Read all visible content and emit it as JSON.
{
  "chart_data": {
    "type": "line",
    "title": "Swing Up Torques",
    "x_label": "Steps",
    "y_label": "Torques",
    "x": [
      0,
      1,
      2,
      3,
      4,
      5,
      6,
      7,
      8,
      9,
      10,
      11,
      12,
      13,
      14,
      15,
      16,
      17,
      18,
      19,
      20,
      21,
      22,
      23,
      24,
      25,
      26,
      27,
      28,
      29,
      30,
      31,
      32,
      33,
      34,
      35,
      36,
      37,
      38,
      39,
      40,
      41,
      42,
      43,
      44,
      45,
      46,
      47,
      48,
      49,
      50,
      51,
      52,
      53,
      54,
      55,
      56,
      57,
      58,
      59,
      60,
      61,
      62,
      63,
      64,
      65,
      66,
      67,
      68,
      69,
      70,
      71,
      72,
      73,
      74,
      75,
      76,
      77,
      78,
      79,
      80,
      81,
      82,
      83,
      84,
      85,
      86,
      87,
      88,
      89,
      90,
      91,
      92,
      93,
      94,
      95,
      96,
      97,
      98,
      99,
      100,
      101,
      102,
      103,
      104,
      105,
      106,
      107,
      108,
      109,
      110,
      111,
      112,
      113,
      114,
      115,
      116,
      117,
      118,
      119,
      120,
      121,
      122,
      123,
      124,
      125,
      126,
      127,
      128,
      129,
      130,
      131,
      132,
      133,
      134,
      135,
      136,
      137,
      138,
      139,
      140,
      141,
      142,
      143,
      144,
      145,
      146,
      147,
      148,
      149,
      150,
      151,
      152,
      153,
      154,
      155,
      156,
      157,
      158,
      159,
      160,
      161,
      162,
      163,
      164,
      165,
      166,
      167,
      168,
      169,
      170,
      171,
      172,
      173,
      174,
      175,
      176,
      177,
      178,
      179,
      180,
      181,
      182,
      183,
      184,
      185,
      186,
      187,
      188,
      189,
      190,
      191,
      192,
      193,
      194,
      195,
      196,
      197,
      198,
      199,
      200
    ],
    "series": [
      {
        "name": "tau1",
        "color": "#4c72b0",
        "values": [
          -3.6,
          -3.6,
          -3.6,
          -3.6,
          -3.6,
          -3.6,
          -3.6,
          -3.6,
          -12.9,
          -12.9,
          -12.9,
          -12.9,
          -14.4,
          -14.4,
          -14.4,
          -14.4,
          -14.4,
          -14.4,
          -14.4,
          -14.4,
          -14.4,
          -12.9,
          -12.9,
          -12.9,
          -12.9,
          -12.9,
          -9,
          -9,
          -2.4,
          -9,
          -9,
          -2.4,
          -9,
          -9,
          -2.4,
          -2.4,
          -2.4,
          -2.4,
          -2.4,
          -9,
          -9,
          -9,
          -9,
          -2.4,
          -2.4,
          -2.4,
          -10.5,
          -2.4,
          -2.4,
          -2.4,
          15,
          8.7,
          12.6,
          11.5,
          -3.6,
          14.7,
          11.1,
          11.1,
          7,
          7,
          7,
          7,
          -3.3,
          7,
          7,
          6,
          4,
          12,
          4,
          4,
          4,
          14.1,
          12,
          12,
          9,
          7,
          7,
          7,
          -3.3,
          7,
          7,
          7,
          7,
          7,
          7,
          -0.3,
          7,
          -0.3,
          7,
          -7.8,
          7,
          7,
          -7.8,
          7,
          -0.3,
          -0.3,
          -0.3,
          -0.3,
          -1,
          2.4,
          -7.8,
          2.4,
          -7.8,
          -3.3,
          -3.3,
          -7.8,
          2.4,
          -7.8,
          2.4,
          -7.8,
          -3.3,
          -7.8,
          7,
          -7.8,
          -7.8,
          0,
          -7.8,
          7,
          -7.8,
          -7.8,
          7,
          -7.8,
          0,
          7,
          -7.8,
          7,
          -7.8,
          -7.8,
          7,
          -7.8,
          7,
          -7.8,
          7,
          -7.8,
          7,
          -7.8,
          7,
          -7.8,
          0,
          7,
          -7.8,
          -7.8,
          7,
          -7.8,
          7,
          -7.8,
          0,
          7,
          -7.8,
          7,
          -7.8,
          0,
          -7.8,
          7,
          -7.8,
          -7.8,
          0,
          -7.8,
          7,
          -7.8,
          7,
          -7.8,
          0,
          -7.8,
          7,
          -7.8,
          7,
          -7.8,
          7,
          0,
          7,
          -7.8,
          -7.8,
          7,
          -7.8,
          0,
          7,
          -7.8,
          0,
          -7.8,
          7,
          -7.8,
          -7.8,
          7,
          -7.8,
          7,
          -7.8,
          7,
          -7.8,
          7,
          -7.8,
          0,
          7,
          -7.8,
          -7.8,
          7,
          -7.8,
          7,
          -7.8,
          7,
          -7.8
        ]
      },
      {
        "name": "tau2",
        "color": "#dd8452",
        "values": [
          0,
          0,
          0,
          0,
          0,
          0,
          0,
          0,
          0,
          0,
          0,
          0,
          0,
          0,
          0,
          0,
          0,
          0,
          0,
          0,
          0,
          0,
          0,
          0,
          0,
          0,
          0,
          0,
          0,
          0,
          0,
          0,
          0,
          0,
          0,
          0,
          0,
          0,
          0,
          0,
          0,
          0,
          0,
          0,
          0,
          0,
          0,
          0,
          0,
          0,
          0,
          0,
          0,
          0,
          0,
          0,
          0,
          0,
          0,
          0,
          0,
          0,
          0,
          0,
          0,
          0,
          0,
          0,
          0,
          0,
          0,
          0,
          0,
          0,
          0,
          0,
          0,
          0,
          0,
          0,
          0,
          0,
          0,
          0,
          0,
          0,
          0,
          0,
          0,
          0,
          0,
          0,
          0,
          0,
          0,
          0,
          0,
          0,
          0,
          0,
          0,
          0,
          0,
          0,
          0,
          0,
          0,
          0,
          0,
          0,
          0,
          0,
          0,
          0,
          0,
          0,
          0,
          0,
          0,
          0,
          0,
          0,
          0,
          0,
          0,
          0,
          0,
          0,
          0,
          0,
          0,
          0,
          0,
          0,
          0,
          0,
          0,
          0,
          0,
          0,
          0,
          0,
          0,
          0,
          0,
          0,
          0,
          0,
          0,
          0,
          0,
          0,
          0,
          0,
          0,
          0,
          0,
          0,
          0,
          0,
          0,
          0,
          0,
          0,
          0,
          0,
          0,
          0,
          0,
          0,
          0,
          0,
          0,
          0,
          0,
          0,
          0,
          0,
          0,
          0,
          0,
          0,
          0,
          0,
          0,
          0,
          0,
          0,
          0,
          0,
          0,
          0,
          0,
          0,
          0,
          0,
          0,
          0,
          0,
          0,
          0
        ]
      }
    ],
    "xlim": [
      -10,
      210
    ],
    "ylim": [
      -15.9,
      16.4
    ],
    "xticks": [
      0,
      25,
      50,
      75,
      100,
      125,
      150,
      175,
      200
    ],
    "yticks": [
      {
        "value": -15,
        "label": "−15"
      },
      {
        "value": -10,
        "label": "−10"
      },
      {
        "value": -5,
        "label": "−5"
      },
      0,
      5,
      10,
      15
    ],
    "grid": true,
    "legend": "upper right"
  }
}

|---|

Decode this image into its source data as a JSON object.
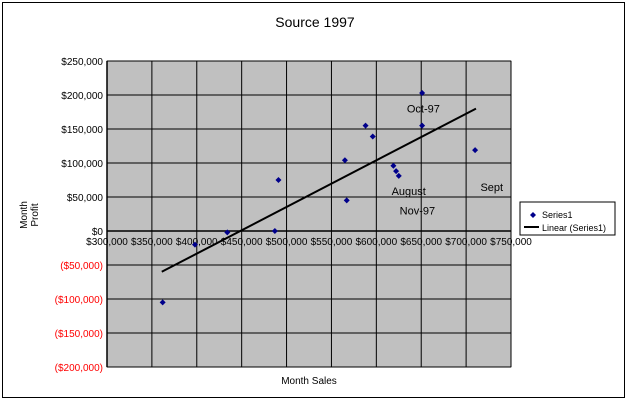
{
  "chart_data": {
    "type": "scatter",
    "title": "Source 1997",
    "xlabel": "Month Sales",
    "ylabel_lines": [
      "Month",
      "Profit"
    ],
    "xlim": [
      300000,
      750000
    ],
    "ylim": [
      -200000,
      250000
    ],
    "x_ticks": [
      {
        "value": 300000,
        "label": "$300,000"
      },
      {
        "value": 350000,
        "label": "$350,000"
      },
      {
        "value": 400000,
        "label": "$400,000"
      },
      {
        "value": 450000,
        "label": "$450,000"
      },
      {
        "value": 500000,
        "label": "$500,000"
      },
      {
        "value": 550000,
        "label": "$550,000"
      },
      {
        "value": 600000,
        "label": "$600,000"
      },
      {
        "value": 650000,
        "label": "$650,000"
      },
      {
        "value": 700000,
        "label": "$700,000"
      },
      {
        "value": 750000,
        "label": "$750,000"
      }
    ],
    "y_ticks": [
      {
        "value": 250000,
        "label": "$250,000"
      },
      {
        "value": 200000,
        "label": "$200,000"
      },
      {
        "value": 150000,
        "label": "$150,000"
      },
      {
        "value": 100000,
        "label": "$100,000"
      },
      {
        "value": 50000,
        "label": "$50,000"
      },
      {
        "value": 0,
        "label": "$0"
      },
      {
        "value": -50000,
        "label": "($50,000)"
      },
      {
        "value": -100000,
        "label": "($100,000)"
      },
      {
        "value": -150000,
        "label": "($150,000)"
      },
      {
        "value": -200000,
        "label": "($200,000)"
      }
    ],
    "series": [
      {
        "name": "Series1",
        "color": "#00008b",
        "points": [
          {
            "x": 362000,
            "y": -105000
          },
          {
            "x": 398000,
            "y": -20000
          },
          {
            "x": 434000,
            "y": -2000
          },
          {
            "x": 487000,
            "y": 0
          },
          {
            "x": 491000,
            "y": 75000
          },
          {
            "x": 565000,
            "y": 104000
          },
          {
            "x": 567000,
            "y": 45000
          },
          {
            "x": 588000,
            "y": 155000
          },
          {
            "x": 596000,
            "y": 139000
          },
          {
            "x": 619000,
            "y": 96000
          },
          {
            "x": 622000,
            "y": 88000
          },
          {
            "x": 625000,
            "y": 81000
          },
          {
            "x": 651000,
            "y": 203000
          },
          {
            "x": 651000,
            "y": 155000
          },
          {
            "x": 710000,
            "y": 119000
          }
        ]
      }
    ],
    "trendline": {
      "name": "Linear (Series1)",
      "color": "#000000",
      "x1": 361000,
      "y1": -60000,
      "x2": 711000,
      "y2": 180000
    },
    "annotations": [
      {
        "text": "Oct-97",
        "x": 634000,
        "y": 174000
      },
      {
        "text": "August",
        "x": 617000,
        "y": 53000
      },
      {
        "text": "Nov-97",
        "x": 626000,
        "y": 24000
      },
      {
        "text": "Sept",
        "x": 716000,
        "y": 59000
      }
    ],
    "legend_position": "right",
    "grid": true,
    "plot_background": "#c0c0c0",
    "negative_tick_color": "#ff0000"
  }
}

|---|

To do:
Report how many lines of the data hold the string "JSON"; give only the number.

Written reply:
2